:: INSTRUCTIONS FOR THE TASK ::
Print the entries verbatim, leaving out the images they contain.

(Dataset entries on figures)
_ _ _ _ _
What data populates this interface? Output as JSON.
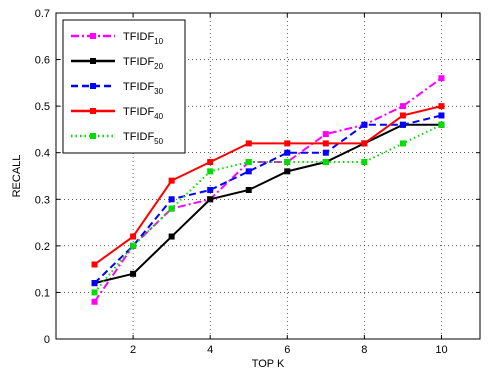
{
  "chart_data": {
    "type": "line",
    "xlabel": "TOP K",
    "ylabel": "RECALL",
    "xlim": [
      0,
      11
    ],
    "ylim": [
      0,
      0.7
    ],
    "xticks": [
      2,
      4,
      6,
      8,
      10
    ],
    "yticks": [
      0,
      0.1,
      0.2,
      0.3,
      0.4,
      0.5,
      0.6,
      0.7
    ],
    "xtick_labels": [
      "2",
      "4",
      "6",
      "8",
      "10"
    ],
    "ytick_labels": [
      "0",
      "0.1",
      "0.2",
      "0.3",
      "0.4",
      "0.5",
      "0.6",
      "0.7"
    ],
    "grid": true,
    "legend_position": "top-left",
    "x": [
      1,
      2,
      3,
      4,
      5,
      6,
      7,
      8,
      9,
      10
    ],
    "series": [
      {
        "name": "TFIDF",
        "subscript": "10",
        "color": "#ff00ff",
        "line_style": "dash-dot",
        "marker": "square",
        "values": [
          0.08,
          0.2,
          0.28,
          0.3,
          0.38,
          0.38,
          0.44,
          0.46,
          0.5,
          0.56
        ]
      },
      {
        "name": "TFIDF",
        "subscript": "20",
        "color": "#000000",
        "line_style": "solid",
        "marker": "square",
        "values": [
          0.12,
          0.14,
          0.22,
          0.3,
          0.32,
          0.36,
          0.38,
          0.42,
          0.46,
          0.46
        ]
      },
      {
        "name": "TFIDF",
        "subscript": "30",
        "color": "#0000ff",
        "line_style": "dashed",
        "marker": "square",
        "values": [
          0.12,
          0.2,
          0.3,
          0.32,
          0.36,
          0.4,
          0.4,
          0.46,
          0.46,
          0.48
        ]
      },
      {
        "name": "TFIDF",
        "subscript": "40",
        "color": "#ff0000",
        "line_style": "solid",
        "marker": "square",
        "values": [
          0.16,
          0.22,
          0.34,
          0.38,
          0.42,
          0.42,
          0.42,
          0.42,
          0.48,
          0.5
        ]
      },
      {
        "name": "TFIDF",
        "subscript": "50",
        "color": "#00dd00",
        "line_style": "dotted",
        "marker": "square",
        "values": [
          0.1,
          0.2,
          0.28,
          0.36,
          0.38,
          0.38,
          0.38,
          0.38,
          0.42,
          0.46
        ]
      }
    ]
  }
}
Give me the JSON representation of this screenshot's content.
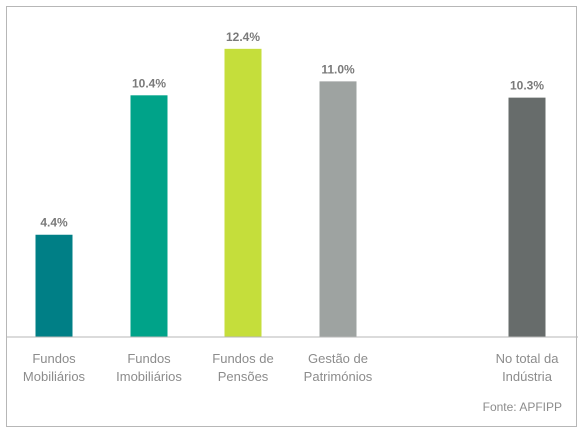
{
  "chart_data": {
    "type": "bar",
    "categories": [
      [
        "Fundos",
        "Mobiliários"
      ],
      [
        "Fundos",
        "Imobiliários"
      ],
      [
        "Fundos de",
        "Pensões"
      ],
      [
        "Gestão de",
        "Patrimónios"
      ],
      [
        "No total da",
        "Indústria"
      ]
    ],
    "values": [
      4.4,
      10.4,
      12.4,
      11.0,
      10.3
    ],
    "value_labels": [
      "4.4%",
      "10.4%",
      "12.4%",
      "11.0%",
      "10.3%"
    ],
    "colors": [
      "#007f86",
      "#00a389",
      "#c5de3b",
      "#9ea3a1",
      "#676c6b"
    ],
    "ylim": [
      0,
      14.2
    ],
    "grid": false,
    "legend": "none",
    "title": "",
    "xlabel": "",
    "ylabel": ""
  },
  "source": "Fonte: APFIPP"
}
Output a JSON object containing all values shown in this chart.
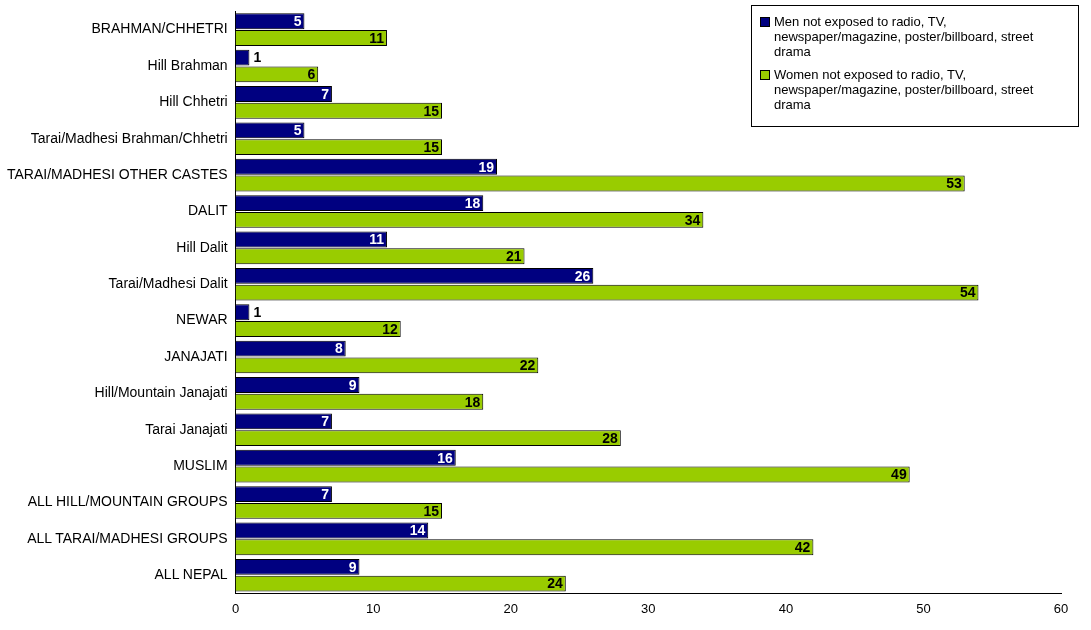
{
  "chart_data": {
    "type": "bar",
    "orientation": "horizontal",
    "categories": [
      "BRAHMAN/CHHETRI",
      "Hill Brahman",
      "Hill Chhetri",
      "Tarai/Madhesi Brahman/Chhetri",
      "TARAI/MADHESI OTHER CASTES",
      "DALIT",
      "Hill Dalit",
      "Tarai/Madhesi Dalit",
      "NEWAR",
      "JANAJATI",
      "Hill/Mountain Janajati",
      "Tarai Janajati",
      "MUSLIM",
      "ALL HILL/MOUNTAIN GROUPS",
      "ALL TARAI/MADHESI GROUPS",
      "ALL NEPAL"
    ],
    "series": [
      {
        "name": "Men not exposed to radio, TV, newspaper/magazine, poster/billboard, street drama",
        "color": "#000080",
        "values": [
          5,
          1,
          7,
          5,
          19,
          18,
          11,
          26,
          1,
          8,
          9,
          7,
          16,
          7,
          14,
          9
        ]
      },
      {
        "name": "Women not exposed to radio, TV, newspaper/magazine, poster/billboard, street drama",
        "color": "#99cc00",
        "values": [
          11,
          6,
          15,
          15,
          53,
          34,
          21,
          54,
          12,
          22,
          18,
          28,
          49,
          15,
          42,
          24
        ]
      }
    ],
    "xlim": [
      0,
      60
    ],
    "xticks": [
      0,
      10,
      20,
      30,
      40,
      50,
      60
    ],
    "grid": false,
    "legend": "top right",
    "data_labels": true
  }
}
_ _ _ _ _
:: THE RESPONSE ::
What data populates this interface? Output as JSON.
{
  "chart_data": {
    "type": "line",
    "xlabel": "TOP K",
    "ylabel": "RECALL",
    "xlim": [
      0,
      11
    ],
    "ylim": [
      0,
      0.7
    ],
    "xticks": [
      2,
      4,
      6,
      8,
      10
    ],
    "yticks": [
      0,
      0.1,
      0.2,
      0.3,
      0.4,
      0.5,
      0.6,
      0.7
    ],
    "xtick_labels": [
      "2",
      "4",
      "6",
      "8",
      "10"
    ],
    "ytick_labels": [
      "0",
      "0.1",
      "0.2",
      "0.3",
      "0.4",
      "0.5",
      "0.6",
      "0.7"
    ],
    "grid": true,
    "legend_position": "top-left",
    "x": [
      1,
      2,
      3,
      4,
      5,
      6,
      7,
      8,
      9,
      10
    ],
    "series": [
      {
        "name": "TFIDF",
        "subscript": "10",
        "color": "#ff00ff",
        "line_style": "dash-dot",
        "marker": "square",
        "values": [
          0.08,
          0.2,
          0.28,
          0.3,
          0.38,
          0.38,
          0.44,
          0.46,
          0.5,
          0.56
        ]
      },
      {
        "name": "TFIDF",
        "subscript": "20",
        "color": "#000000",
        "line_style": "solid",
        "marker": "square",
        "values": [
          0.12,
          0.14,
          0.22,
          0.3,
          0.32,
          0.36,
          0.38,
          0.42,
          0.46,
          0.46
        ]
      },
      {
        "name": "TFIDF",
        "subscript": "30",
        "color": "#0000ff",
        "line_style": "dashed",
        "marker": "square",
        "values": [
          0.12,
          0.2,
          0.3,
          0.32,
          0.36,
          0.4,
          0.4,
          0.46,
          0.46,
          0.48
        ]
      },
      {
        "name": "TFIDF",
        "subscript": "40",
        "color": "#ff0000",
        "line_style": "solid",
        "marker": "square",
        "values": [
          0.16,
          0.22,
          0.34,
          0.38,
          0.42,
          0.42,
          0.42,
          0.42,
          0.48,
          0.5
        ]
      },
      {
        "name": "TFIDF",
        "subscript": "50",
        "color": "#00dd00",
        "line_style": "dotted",
        "marker": "square",
        "values": [
          0.1,
          0.2,
          0.28,
          0.36,
          0.38,
          0.38,
          0.38,
          0.38,
          0.42,
          0.46
        ]
      }
    ]
  }
}
Give me the JSON representation of this screenshot's content.
{
  "chart_data": {
    "type": "bar",
    "categories": [
      [
        "Fundos",
        "Mobiliários"
      ],
      [
        "Fundos",
        "Imobiliários"
      ],
      [
        "Fundos de",
        "Pensões"
      ],
      [
        "Gestão de",
        "Patrimónios"
      ],
      [
        "No total da",
        "Indústria"
      ]
    ],
    "values": [
      4.4,
      10.4,
      12.4,
      11.0,
      10.3
    ],
    "value_labels": [
      "4.4%",
      "10.4%",
      "12.4%",
      "11.0%",
      "10.3%"
    ],
    "colors": [
      "#007f86",
      "#00a389",
      "#c5de3b",
      "#9ea3a1",
      "#676c6b"
    ],
    "ylim": [
      0,
      14.2
    ],
    "grid": false,
    "legend": "none",
    "title": "",
    "xlabel": "",
    "ylabel": ""
  },
  "source": "Fonte: APFIPP"
}
Output a JSON object containing all values shown in this chart.
{
  "chart_data": {
    "type": "bar",
    "orientation": "horizontal",
    "categories": [
      "BRAHMAN/CHHETRI",
      "Hill Brahman",
      "Hill Chhetri",
      "Tarai/Madhesi Brahman/Chhetri",
      "TARAI/MADHESI OTHER CASTES",
      "DALIT",
      "Hill Dalit",
      "Tarai/Madhesi Dalit",
      "NEWAR",
      "JANAJATI",
      "Hill/Mountain Janajati",
      "Tarai Janajati",
      "MUSLIM",
      "ALL HILL/MOUNTAIN GROUPS",
      "ALL TARAI/MADHESI GROUPS",
      "ALL NEPAL"
    ],
    "series": [
      {
        "name": "Men not exposed to radio, TV, newspaper/magazine, poster/billboard, street drama",
        "color": "#000080",
        "values": [
          5,
          1,
          7,
          5,
          19,
          18,
          11,
          26,
          1,
          8,
          9,
          7,
          16,
          7,
          14,
          9
        ]
      },
      {
        "name": "Women not exposed to radio, TV, newspaper/magazine, poster/billboard, street drama",
        "color": "#99cc00",
        "values": [
          11,
          6,
          15,
          15,
          53,
          34,
          21,
          54,
          12,
          22,
          18,
          28,
          49,
          15,
          42,
          24
        ]
      }
    ],
    "xlim": [
      0,
      60
    ],
    "xticks": [
      0,
      10,
      20,
      30,
      40,
      50,
      60
    ],
    "grid": false,
    "legend": "top right",
    "data_labels": true
  }
}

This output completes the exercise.